Excerpt from a dataset:

________

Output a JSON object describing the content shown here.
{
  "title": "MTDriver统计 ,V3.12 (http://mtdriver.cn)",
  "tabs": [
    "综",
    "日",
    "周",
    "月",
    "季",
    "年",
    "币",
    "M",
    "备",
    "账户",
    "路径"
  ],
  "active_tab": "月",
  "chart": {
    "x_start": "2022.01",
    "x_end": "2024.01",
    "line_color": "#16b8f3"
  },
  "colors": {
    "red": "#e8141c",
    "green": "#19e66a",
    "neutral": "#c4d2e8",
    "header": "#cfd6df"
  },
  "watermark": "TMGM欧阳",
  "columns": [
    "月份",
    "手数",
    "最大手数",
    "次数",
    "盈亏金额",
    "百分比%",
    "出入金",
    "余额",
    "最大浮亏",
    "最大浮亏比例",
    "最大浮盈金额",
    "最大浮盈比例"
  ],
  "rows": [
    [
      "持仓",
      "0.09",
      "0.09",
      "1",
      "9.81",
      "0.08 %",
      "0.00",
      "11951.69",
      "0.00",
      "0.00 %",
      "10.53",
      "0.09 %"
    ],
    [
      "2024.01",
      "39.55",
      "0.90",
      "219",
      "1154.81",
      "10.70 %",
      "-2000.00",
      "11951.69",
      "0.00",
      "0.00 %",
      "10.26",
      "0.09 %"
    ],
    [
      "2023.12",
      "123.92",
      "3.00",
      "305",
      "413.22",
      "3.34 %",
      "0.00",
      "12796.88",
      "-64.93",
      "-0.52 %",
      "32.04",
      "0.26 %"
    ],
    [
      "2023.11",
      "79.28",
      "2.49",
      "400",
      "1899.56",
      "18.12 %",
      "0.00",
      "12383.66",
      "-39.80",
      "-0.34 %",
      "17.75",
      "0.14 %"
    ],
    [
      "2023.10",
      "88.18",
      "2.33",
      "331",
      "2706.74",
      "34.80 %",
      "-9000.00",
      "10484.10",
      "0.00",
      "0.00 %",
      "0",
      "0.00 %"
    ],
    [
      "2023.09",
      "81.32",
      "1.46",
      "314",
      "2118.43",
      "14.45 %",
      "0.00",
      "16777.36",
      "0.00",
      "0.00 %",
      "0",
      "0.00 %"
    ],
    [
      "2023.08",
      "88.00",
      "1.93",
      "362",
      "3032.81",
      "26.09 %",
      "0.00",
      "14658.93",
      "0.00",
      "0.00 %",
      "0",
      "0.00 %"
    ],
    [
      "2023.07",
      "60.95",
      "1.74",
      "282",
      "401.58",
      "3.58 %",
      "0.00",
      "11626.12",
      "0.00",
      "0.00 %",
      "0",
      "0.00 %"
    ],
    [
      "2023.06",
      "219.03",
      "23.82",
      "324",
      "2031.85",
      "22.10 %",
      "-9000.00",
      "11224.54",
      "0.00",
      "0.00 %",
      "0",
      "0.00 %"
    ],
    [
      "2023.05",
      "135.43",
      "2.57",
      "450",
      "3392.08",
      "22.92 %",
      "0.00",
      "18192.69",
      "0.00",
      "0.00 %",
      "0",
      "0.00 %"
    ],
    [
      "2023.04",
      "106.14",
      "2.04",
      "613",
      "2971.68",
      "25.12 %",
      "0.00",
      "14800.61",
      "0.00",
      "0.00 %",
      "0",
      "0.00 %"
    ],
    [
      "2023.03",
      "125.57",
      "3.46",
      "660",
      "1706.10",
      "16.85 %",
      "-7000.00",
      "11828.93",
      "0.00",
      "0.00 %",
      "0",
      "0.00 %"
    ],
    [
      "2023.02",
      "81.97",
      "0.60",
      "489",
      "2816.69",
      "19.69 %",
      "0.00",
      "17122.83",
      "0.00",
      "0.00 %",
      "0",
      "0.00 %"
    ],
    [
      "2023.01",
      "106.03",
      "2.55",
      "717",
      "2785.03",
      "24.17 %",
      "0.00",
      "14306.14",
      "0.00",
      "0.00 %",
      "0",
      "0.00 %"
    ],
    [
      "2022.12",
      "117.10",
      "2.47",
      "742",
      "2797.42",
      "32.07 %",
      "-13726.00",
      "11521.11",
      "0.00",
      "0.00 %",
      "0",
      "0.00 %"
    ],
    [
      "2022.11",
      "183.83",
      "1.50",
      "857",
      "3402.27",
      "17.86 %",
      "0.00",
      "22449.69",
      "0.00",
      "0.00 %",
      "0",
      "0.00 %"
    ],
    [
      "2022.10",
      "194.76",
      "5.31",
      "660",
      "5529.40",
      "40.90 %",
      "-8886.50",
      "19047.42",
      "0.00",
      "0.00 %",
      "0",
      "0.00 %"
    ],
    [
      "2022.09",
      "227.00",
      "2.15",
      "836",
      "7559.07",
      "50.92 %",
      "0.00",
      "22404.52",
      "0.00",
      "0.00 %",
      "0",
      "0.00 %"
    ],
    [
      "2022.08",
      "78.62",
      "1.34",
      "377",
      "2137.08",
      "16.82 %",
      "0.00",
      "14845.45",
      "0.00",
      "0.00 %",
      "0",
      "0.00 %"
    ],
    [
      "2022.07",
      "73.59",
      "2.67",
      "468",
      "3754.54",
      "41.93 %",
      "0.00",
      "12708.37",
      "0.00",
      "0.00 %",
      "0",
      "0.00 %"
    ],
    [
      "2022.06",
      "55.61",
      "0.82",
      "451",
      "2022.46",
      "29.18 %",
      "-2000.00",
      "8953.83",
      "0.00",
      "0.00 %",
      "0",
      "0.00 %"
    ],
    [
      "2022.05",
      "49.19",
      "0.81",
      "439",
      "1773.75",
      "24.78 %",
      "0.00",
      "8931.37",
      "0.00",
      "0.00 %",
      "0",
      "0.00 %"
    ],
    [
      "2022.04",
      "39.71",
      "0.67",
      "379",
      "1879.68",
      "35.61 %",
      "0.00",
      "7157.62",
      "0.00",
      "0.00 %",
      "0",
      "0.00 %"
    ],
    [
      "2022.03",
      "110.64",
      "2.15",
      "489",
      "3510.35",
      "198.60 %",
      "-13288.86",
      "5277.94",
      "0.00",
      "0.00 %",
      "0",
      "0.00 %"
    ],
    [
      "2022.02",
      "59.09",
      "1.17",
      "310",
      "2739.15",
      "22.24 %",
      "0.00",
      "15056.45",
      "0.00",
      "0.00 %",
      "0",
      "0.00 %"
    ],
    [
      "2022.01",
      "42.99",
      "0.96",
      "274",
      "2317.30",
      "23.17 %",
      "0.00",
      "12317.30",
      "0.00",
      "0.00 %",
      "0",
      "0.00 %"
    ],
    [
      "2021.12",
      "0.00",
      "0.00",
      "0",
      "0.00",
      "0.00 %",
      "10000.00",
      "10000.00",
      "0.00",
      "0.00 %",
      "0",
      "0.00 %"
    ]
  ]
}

________

Required work: Retype each record exactly, leaving nothing out.

Answer to this exercise:
Output a JSON object describing the content shown here.
{
  "title": "MTDriver统计 ,V3.12 (http://mtdriver.cn)",
  "tabs": [
    "综",
    "日",
    "周",
    "月",
    "季",
    "年",
    "币",
    "M",
    "备",
    "账户",
    "路径"
  ],
  "active_tab": "月",
  "chart": {
    "x_start": "2022.01",
    "x_end": "2024.01",
    "line_color": "#16b8f3"
  },
  "colors": {
    "red": "#e8141c",
    "green": "#19e66a",
    "neutral": "#c4d2e8",
    "header": "#cfd6df"
  },
  "watermark": "TMGM欧阳",
  "columns": [
    "月份",
    "手数",
    "最大手数",
    "次数",
    "盈亏金额",
    "百分比%",
    "出入金",
    "余额",
    "最大浮亏",
    "最大浮亏比例",
    "最大浮盈金额",
    "最大浮盈比例"
  ],
  "rows": [
    [
      "持仓",
      "0.09",
      "0.09",
      "1",
      "9.81",
      "0.08 %",
      "0.00",
      "11951.69",
      "0.00",
      "0.00 %",
      "10.53",
      "0.09 %"
    ],
    [
      "2024.01",
      "39.55",
      "0.90",
      "219",
      "1154.81",
      "10.70 %",
      "-2000.00",
      "11951.69",
      "0.00",
      "0.00 %",
      "10.26",
      "0.09 %"
    ],
    [
      "2023.12",
      "123.92",
      "3.00",
      "305",
      "413.22",
      "3.34 %",
      "0.00",
      "12796.88",
      "-64.93",
      "-0.52 %",
      "32.04",
      "0.26 %"
    ],
    [
      "2023.11",
      "79.28",
      "2.49",
      "400",
      "1899.56",
      "18.12 %",
      "0.00",
      "12383.66",
      "-39.80",
      "-0.34 %",
      "17.75",
      "0.14 %"
    ],
    [
      "2023.10",
      "88.18",
      "2.33",
      "331",
      "2706.74",
      "34.80 %",
      "-9000.00",
      "10484.10",
      "0.00",
      "0.00 %",
      "0",
      "0.00 %"
    ],
    [
      "2023.09",
      "81.32",
      "1.46",
      "314",
      "2118.43",
      "14.45 %",
      "0.00",
      "16777.36",
      "0.00",
      "0.00 %",
      "0",
      "0.00 %"
    ],
    [
      "2023.08",
      "88.00",
      "1.93",
      "362",
      "3032.81",
      "26.09 %",
      "0.00",
      "14658.93",
      "0.00",
      "0.00 %",
      "0",
      "0.00 %"
    ],
    [
      "2023.07",
      "60.95",
      "1.74",
      "282",
      "401.58",
      "3.58 %",
      "0.00",
      "11626.12",
      "0.00",
      "0.00 %",
      "0",
      "0.00 %"
    ],
    [
      "2023.06",
      "219.03",
      "23.82",
      "324",
      "2031.85",
      "22.10 %",
      "-9000.00",
      "11224.54",
      "0.00",
      "0.00 %",
      "0",
      "0.00 %"
    ],
    [
      "2023.05",
      "135.43",
      "2.57",
      "450",
      "3392.08",
      "22.92 %",
      "0.00",
      "18192.69",
      "0.00",
      "0.00 %",
      "0",
      "0.00 %"
    ],
    [
      "2023.04",
      "106.14",
      "2.04",
      "613",
      "2971.68",
      "25.12 %",
      "0.00",
      "14800.61",
      "0.00",
      "0.00 %",
      "0",
      "0.00 %"
    ],
    [
      "2023.03",
      "125.57",
      "3.46",
      "660",
      "1706.10",
      "16.85 %",
      "-7000.00",
      "11828.93",
      "0.00",
      "0.00 %",
      "0",
      "0.00 %"
    ],
    [
      "2023.02",
      "81.97",
      "0.60",
      "489",
      "2816.69",
      "19.69 %",
      "0.00",
      "17122.83",
      "0.00",
      "0.00 %",
      "0",
      "0.00 %"
    ],
    [
      "2023.01",
      "106.03",
      "2.55",
      "717",
      "2785.03",
      "24.17 %",
      "0.00",
      "14306.14",
      "0.00",
      "0.00 %",
      "0",
      "0.00 %"
    ],
    [
      "2022.12",
      "117.10",
      "2.47",
      "742",
      "2797.42",
      "32.07 %",
      "-13726.00",
      "11521.11",
      "0.00",
      "0.00 %",
      "0",
      "0.00 %"
    ],
    [
      "2022.11",
      "183.83",
      "1.50",
      "857",
      "3402.27",
      "17.86 %",
      "0.00",
      "22449.69",
      "0.00",
      "0.00 %",
      "0",
      "0.00 %"
    ],
    [
      "2022.10",
      "194.76",
      "5.31",
      "660",
      "5529.40",
      "40.90 %",
      "-8886.50",
      "19047.42",
      "0.00",
      "0.00 %",
      "0",
      "0.00 %"
    ],
    [
      "2022.09",
      "227.00",
      "2.15",
      "836",
      "7559.07",
      "50.92 %",
      "0.00",
      "22404.52",
      "0.00",
      "0.00 %",
      "0",
      "0.00 %"
    ],
    [
      "2022.08",
      "78.62",
      "1.34",
      "377",
      "2137.08",
      "16.82 %",
      "0.00",
      "14845.45",
      "0.00",
      "0.00 %",
      "0",
      "0.00 %"
    ],
    [
      "2022.07",
      "73.59",
      "2.67",
      "468",
      "3754.54",
      "41.93 %",
      "0.00",
      "12708.37",
      "0.00",
      "0.00 %",
      "0",
      "0.00 %"
    ],
    [
      "2022.06",
      "55.61",
      "0.82",
      "451",
      "2022.46",
      "29.18 %",
      "-2000.00",
      "8953.83",
      "0.00",
      "0.00 %",
      "0",
      "0.00 %"
    ],
    [
      "2022.05",
      "49.19",
      "0.81",
      "439",
      "1773.75",
      "24.78 %",
      "0.00",
      "8931.37",
      "0.00",
      "0.00 %",
      "0",
      "0.00 %"
    ],
    [
      "2022.04",
      "39.71",
      "0.67",
      "379",
      "1879.68",
      "35.61 %",
      "0.00",
      "7157.62",
      "0.00",
      "0.00 %",
      "0",
      "0.00 %"
    ],
    [
      "2022.03",
      "110.64",
      "2.15",
      "489",
      "3510.35",
      "198.60 %",
      "-13288.86",
      "5277.94",
      "0.00",
      "0.00 %",
      "0",
      "0.00 %"
    ],
    [
      "2022.02",
      "59.09",
      "1.17",
      "310",
      "2739.15",
      "22.24 %",
      "0.00",
      "15056.45",
      "0.00",
      "0.00 %",
      "0",
      "0.00 %"
    ],
    [
      "2022.01",
      "42.99",
      "0.96",
      "274",
      "2317.30",
      "23.17 %",
      "0.00",
      "12317.30",
      "0.00",
      "0.00 %",
      "0",
      "0.00 %"
    ],
    [
      "2021.12",
      "0.00",
      "0.00",
      "0",
      "0.00",
      "0.00 %",
      "10000.00",
      "10000.00",
      "0.00",
      "0.00 %",
      "0",
      "0.00 %"
    ]
  ]
}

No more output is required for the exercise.